● Given request:
From the data that follows, copy every line holding the string "ylabel".

● Dataset rows about figures:
--- begin ---

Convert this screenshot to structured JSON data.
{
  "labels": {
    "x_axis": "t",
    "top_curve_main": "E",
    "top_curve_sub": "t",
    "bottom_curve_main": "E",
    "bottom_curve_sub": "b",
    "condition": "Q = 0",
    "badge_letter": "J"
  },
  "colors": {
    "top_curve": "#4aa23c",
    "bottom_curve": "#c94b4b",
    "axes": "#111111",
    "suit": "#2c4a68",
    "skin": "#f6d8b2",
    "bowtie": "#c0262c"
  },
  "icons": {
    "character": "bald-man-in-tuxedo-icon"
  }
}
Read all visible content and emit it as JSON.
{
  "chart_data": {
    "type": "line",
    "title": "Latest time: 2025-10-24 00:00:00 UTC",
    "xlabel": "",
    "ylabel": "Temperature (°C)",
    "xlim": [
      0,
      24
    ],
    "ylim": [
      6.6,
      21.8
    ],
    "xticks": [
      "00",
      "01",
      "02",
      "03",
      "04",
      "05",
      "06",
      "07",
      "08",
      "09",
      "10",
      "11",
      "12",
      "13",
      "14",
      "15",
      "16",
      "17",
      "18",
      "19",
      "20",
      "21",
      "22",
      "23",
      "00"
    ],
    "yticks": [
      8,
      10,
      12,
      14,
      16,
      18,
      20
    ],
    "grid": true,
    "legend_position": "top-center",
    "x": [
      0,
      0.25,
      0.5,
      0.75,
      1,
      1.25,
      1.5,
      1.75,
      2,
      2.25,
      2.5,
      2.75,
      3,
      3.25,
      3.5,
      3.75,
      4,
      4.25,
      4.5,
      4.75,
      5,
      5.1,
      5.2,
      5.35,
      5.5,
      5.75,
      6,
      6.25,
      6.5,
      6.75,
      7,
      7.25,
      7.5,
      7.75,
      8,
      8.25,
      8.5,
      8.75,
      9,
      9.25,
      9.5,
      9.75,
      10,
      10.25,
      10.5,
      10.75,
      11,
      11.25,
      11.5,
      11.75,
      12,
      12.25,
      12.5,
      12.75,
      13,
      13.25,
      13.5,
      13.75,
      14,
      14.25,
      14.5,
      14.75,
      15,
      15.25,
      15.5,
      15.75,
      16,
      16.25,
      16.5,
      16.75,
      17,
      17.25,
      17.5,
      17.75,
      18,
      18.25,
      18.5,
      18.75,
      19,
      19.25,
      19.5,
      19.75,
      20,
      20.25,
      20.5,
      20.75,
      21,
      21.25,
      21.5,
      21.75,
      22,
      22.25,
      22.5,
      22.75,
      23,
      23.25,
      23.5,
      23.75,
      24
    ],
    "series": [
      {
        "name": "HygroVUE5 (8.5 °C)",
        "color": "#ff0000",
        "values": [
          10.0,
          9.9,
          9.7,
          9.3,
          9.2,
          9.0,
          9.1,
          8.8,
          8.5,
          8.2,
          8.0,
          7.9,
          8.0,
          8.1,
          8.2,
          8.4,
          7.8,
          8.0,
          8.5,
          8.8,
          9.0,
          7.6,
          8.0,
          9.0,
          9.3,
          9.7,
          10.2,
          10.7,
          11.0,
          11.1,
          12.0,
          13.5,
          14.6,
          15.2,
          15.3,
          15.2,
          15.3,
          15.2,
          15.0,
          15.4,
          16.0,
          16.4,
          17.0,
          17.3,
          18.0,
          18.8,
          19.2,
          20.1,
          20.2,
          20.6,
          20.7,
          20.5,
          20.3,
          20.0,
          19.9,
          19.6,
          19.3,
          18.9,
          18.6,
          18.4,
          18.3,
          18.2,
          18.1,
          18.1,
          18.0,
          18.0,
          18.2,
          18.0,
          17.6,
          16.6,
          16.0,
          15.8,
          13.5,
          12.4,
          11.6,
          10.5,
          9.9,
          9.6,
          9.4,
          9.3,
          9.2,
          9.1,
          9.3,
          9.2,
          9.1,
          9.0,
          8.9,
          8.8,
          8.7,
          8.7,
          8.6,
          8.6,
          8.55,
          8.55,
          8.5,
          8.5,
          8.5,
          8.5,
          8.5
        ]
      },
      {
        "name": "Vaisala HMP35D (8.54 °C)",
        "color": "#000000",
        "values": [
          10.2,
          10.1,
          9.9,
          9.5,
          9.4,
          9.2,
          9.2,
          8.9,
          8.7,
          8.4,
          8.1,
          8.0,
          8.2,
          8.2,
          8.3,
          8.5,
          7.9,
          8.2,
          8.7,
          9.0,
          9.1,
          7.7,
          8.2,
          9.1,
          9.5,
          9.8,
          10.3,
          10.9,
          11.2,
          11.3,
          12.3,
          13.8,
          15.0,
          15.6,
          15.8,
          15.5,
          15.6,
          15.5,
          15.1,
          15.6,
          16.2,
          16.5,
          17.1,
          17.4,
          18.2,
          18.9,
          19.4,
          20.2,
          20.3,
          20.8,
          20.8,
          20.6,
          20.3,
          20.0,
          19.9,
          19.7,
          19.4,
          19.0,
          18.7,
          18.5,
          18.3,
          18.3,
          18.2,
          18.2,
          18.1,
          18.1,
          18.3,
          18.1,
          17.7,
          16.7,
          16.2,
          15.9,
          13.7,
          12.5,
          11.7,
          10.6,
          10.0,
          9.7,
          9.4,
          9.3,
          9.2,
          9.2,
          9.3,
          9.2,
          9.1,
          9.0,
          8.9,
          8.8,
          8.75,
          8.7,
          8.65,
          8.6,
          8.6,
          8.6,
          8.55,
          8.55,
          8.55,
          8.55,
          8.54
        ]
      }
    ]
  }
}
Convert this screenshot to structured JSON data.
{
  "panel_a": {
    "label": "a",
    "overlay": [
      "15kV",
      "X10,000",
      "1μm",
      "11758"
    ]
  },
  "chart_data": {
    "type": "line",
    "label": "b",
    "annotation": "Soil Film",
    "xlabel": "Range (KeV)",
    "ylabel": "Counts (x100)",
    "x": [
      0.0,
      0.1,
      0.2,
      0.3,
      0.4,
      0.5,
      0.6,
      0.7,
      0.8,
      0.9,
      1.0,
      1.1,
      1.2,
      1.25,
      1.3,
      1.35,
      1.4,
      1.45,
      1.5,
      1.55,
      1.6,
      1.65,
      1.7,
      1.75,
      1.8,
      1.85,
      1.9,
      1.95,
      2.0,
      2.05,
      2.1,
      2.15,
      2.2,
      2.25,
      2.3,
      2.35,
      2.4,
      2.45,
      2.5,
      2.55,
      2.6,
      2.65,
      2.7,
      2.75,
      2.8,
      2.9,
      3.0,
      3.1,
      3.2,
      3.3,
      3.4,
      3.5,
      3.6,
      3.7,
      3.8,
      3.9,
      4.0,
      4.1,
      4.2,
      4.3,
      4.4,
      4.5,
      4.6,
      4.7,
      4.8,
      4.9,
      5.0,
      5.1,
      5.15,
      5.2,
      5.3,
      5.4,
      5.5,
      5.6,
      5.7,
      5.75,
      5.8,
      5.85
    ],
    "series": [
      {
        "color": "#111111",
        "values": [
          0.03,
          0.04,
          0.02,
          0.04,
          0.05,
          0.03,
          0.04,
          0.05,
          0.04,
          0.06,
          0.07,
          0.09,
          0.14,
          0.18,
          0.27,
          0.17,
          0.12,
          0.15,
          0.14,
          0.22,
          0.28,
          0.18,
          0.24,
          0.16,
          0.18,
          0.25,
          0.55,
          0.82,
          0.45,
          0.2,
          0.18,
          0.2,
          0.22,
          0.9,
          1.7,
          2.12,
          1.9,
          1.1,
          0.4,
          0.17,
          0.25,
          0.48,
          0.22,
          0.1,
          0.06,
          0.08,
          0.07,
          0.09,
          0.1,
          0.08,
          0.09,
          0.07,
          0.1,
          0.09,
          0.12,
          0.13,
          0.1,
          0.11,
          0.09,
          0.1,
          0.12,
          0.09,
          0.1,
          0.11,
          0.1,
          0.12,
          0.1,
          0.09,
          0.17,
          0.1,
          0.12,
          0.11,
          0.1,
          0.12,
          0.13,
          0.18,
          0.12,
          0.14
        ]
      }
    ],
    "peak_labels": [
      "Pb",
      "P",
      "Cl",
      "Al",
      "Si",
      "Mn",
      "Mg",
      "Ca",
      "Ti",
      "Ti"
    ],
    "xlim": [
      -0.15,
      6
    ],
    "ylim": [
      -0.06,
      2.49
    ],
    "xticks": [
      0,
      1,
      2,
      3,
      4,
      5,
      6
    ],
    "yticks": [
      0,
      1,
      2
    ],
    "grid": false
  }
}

--- end ---

● In response:
    "ylabel": "Temperature (°C)",
    "ylabel": "Counts (x100)",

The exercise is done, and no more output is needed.